__Your instructions__. In the entries below, find every line with "prejudice" and copy it.
━━━━
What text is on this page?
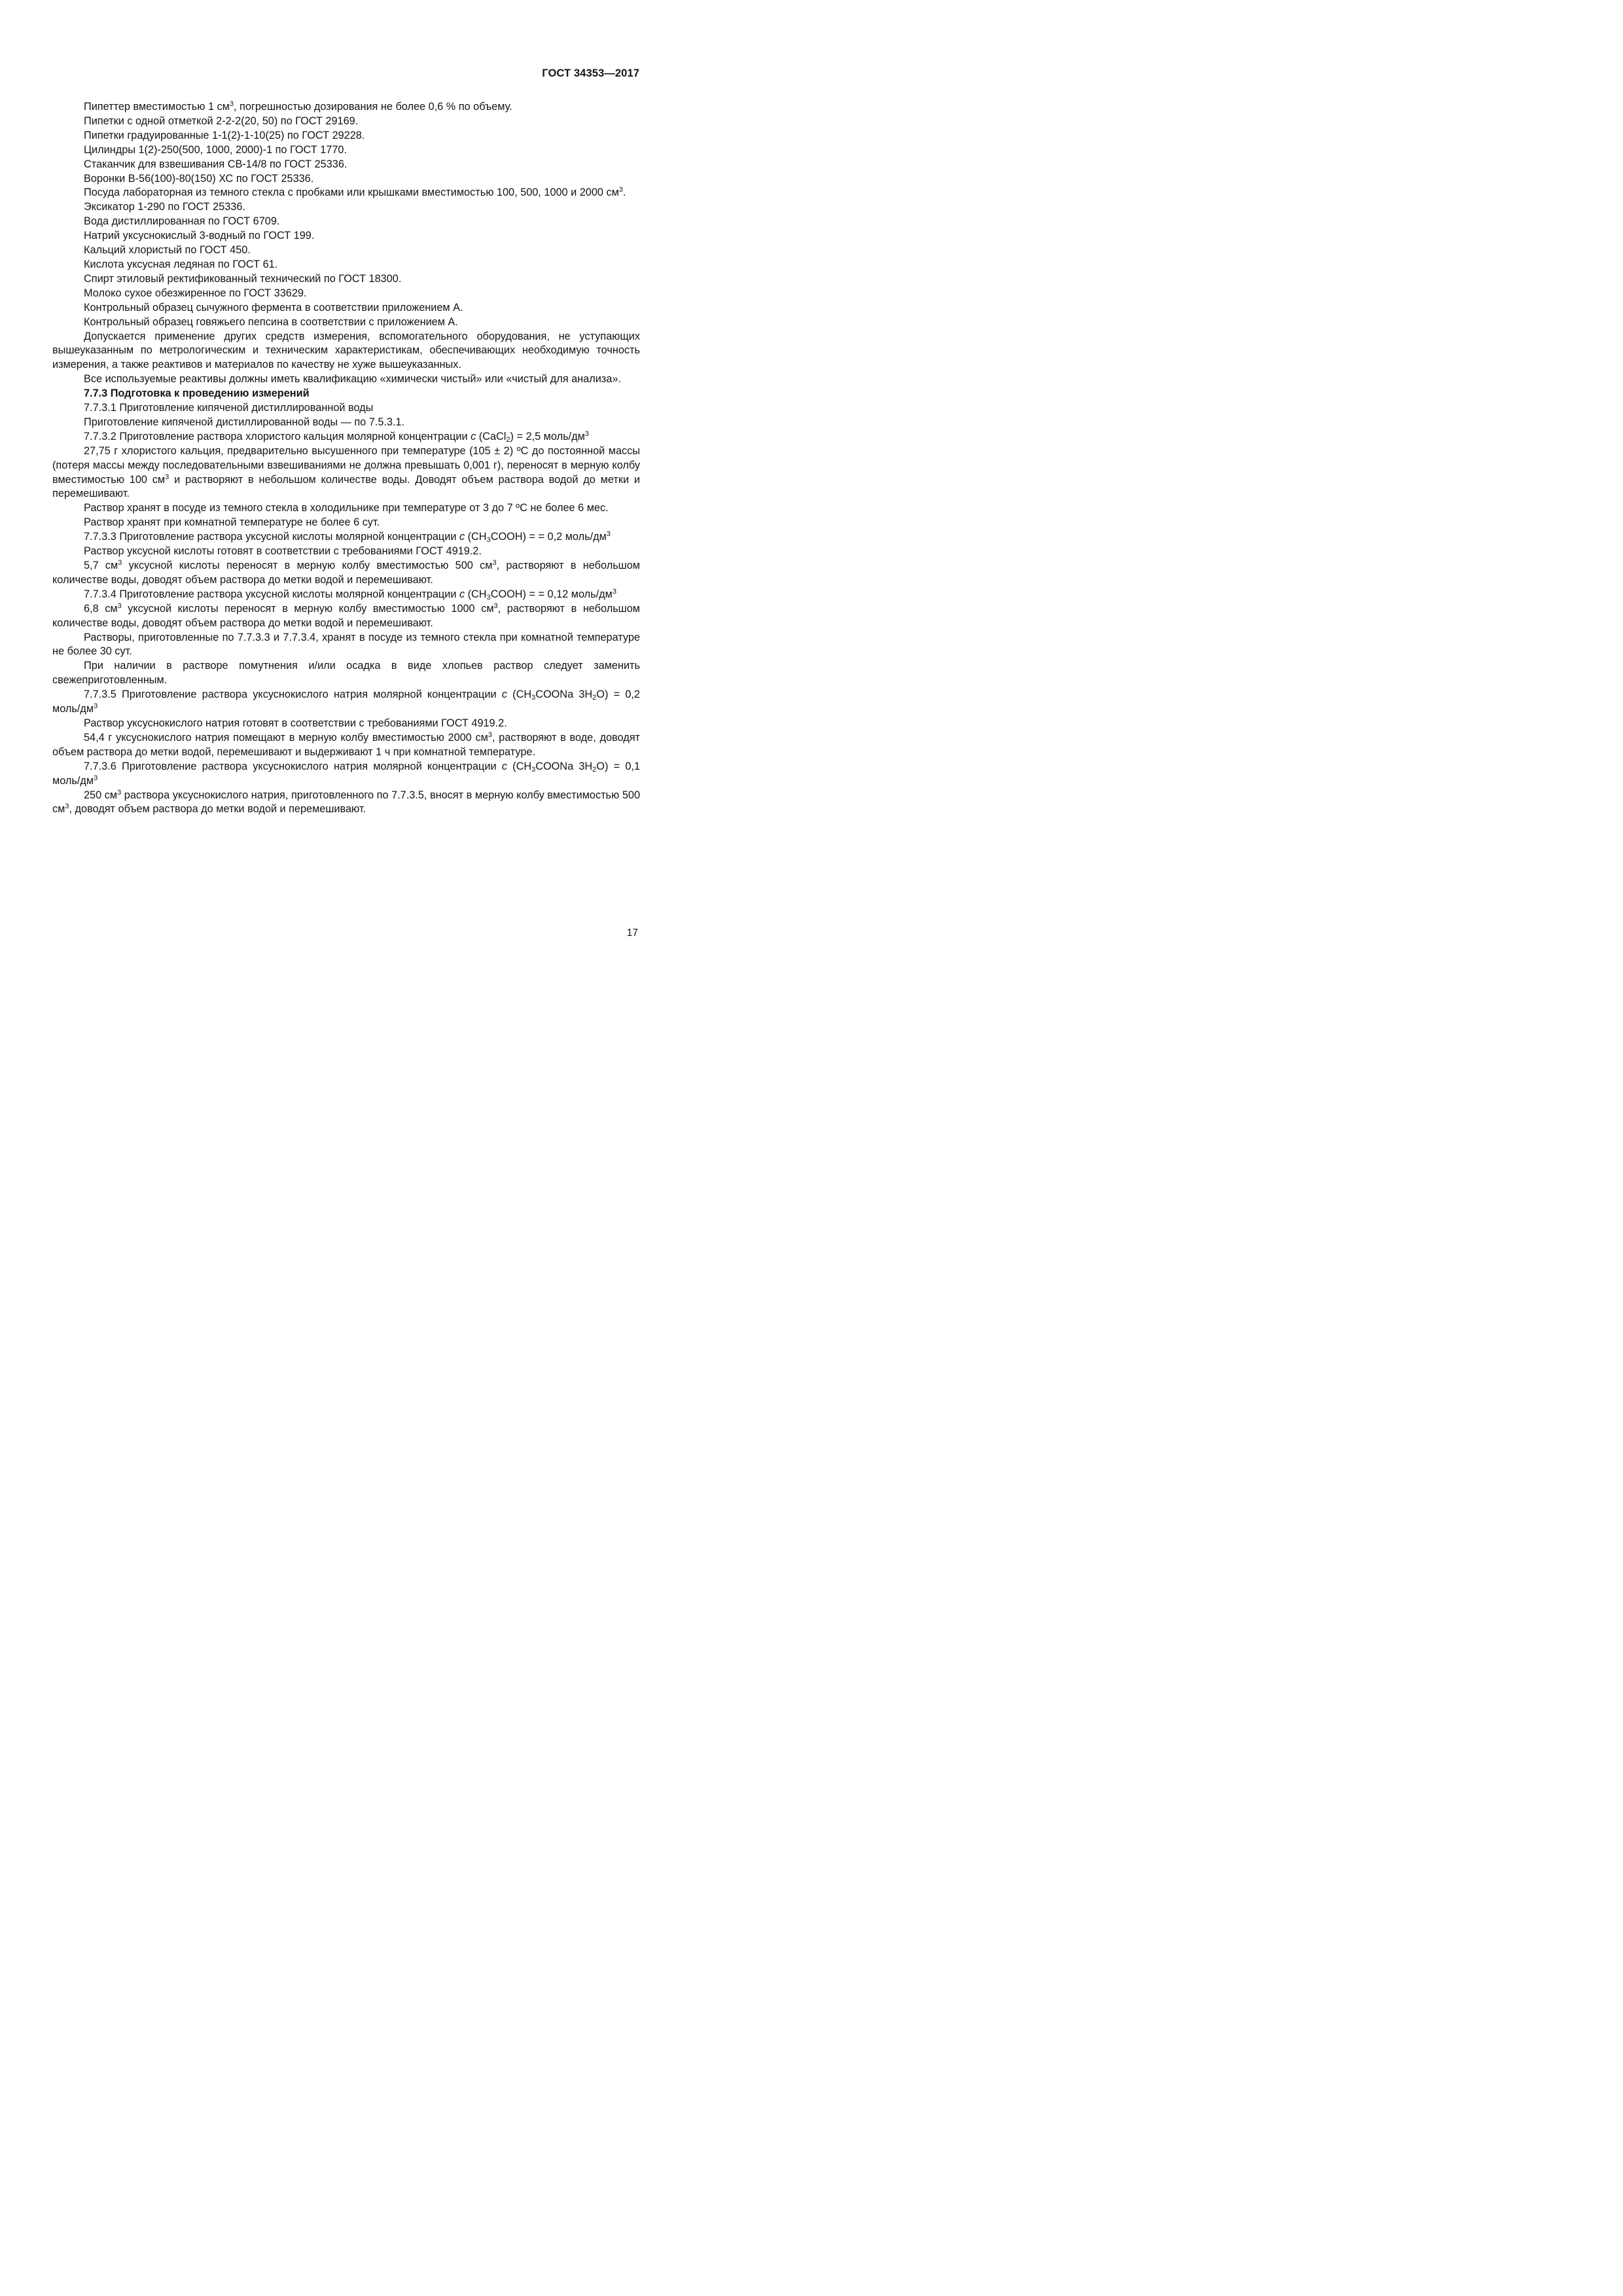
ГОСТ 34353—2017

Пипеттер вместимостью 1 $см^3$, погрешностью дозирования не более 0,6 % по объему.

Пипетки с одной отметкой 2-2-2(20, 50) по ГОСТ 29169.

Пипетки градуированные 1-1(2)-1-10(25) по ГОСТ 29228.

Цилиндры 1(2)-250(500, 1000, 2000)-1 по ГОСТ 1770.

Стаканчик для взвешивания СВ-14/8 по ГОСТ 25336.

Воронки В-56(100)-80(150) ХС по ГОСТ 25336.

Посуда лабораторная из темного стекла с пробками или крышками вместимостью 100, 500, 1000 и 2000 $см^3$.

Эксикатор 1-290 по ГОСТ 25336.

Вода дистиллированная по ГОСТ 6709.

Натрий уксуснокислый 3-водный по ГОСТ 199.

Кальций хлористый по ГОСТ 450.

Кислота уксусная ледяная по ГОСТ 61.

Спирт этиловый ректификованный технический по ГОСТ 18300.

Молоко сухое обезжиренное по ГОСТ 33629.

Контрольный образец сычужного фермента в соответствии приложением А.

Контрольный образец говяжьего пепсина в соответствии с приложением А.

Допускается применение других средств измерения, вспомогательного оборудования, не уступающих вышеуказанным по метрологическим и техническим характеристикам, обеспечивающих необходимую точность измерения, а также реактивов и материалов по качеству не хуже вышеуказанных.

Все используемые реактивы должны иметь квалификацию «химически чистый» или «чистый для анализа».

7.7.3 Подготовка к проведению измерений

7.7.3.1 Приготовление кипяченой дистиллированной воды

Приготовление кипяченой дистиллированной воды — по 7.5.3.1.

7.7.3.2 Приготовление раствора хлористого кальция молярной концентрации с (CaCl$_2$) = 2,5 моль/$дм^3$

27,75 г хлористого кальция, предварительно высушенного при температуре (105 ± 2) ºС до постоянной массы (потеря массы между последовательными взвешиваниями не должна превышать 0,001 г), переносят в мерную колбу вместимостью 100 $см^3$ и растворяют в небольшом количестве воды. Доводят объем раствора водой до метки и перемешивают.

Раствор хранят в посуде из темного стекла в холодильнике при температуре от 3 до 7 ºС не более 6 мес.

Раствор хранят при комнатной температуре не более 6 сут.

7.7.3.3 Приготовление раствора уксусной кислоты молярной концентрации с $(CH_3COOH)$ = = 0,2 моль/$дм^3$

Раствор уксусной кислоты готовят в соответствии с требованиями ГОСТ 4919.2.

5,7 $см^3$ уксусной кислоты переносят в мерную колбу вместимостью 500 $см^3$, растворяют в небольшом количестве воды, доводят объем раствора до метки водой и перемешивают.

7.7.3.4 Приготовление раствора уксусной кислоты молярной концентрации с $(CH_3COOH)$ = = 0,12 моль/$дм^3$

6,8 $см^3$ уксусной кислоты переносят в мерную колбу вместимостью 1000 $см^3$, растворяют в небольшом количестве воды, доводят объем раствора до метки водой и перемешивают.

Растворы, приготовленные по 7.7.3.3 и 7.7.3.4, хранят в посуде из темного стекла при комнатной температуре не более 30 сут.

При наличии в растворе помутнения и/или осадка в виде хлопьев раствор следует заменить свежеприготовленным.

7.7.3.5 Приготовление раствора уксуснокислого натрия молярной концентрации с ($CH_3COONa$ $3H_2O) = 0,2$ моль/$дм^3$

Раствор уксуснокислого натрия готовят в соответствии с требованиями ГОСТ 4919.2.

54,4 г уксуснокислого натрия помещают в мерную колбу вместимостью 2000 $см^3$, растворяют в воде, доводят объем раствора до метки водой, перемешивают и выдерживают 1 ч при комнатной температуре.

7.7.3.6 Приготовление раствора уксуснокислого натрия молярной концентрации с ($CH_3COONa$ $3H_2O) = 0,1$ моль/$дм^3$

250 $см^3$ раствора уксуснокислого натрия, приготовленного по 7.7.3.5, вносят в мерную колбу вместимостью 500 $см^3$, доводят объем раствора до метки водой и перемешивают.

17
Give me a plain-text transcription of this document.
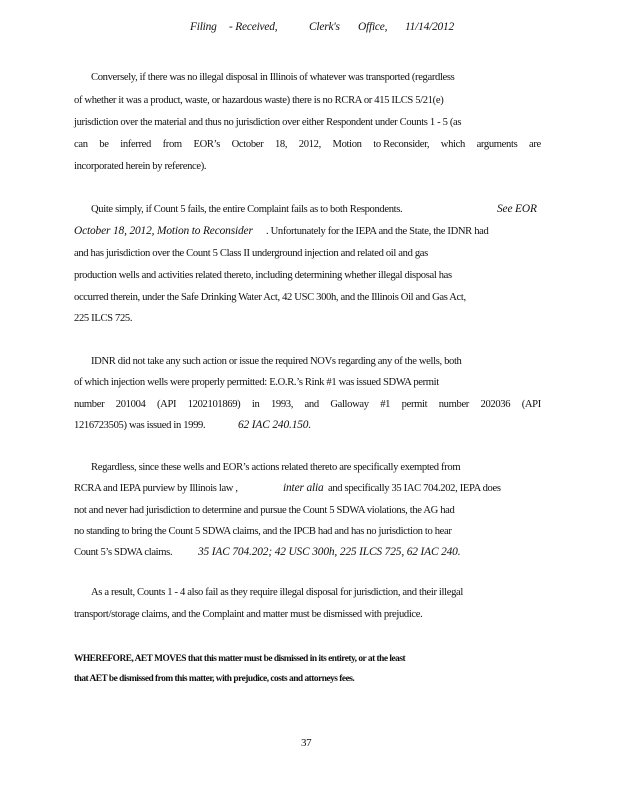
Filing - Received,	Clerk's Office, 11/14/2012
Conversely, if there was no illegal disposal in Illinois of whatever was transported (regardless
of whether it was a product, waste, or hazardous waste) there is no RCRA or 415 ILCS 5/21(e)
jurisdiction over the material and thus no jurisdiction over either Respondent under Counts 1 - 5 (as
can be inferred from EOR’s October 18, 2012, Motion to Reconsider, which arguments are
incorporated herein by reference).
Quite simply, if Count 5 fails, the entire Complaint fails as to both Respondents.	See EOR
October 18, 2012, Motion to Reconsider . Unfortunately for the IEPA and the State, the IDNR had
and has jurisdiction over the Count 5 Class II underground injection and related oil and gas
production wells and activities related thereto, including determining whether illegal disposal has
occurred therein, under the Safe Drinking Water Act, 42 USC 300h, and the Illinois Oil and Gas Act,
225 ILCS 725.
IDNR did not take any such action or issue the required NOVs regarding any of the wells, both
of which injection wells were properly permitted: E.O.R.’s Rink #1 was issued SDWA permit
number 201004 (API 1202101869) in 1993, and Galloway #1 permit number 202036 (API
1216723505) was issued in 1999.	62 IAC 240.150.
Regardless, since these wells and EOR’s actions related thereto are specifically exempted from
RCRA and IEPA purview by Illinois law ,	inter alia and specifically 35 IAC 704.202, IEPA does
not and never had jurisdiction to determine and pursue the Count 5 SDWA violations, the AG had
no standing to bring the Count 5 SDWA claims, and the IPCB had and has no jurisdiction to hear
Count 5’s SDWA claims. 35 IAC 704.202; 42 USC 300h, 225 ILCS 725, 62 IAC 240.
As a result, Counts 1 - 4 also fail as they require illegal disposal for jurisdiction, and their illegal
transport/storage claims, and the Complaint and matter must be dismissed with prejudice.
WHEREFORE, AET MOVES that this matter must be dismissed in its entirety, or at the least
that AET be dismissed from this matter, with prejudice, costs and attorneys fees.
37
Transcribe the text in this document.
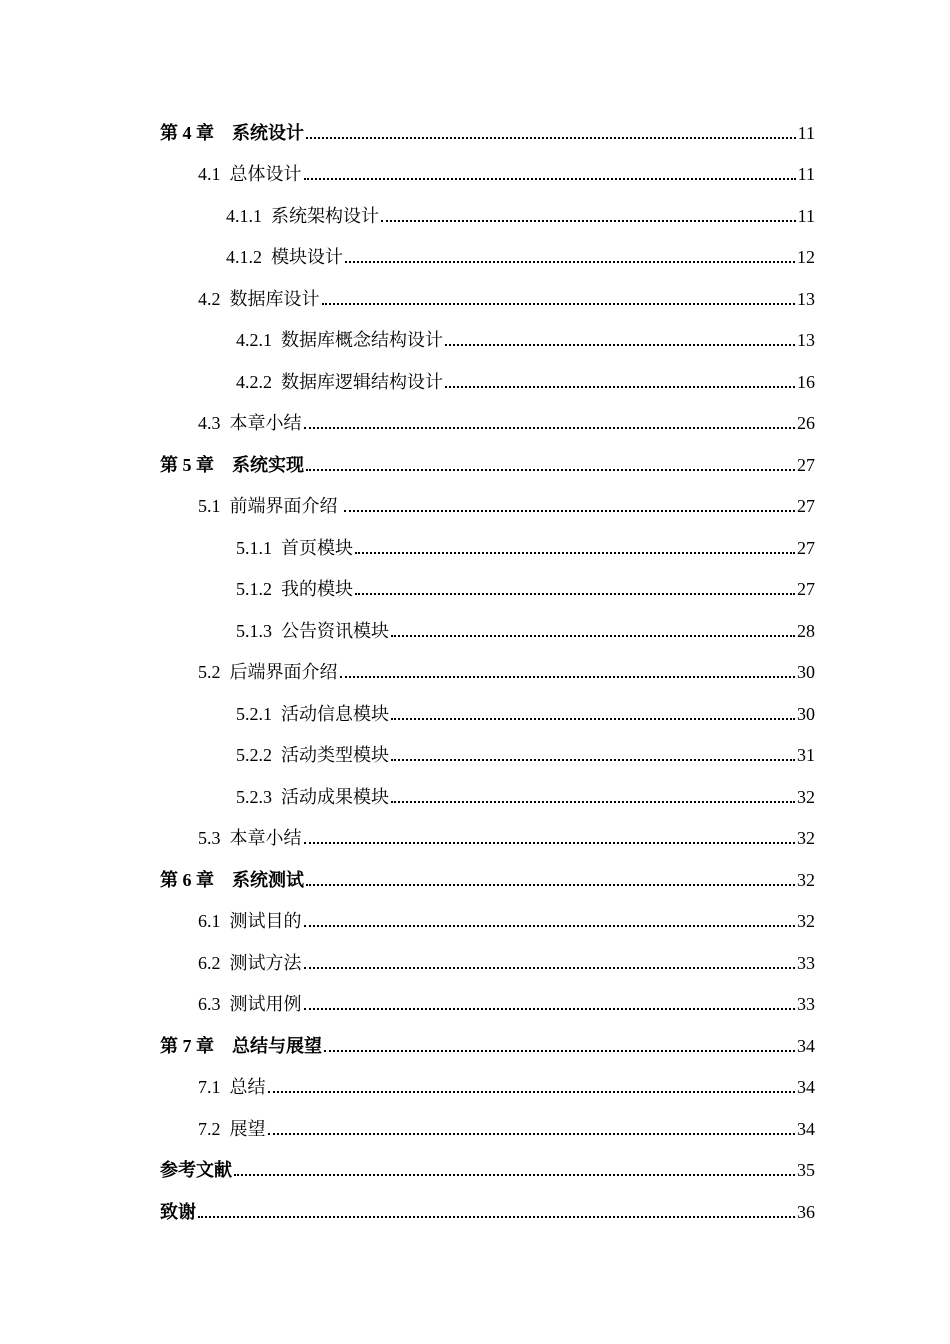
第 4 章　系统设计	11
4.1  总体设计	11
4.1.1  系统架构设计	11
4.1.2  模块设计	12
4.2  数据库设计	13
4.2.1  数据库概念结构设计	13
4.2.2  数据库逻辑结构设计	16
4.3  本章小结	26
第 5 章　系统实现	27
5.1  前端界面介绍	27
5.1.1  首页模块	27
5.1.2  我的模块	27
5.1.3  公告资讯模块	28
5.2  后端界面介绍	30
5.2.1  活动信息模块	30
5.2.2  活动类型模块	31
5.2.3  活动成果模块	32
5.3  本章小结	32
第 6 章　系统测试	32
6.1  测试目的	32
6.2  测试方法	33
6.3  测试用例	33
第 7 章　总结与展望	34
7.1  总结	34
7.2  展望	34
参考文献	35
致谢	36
━━━━
__Solution to the problem__.
transport/storage claims, and the Complaint and matter must be dismissed with prejudice.
that AET be dismissed from this matter, with prejudice, costs and attorneys fees.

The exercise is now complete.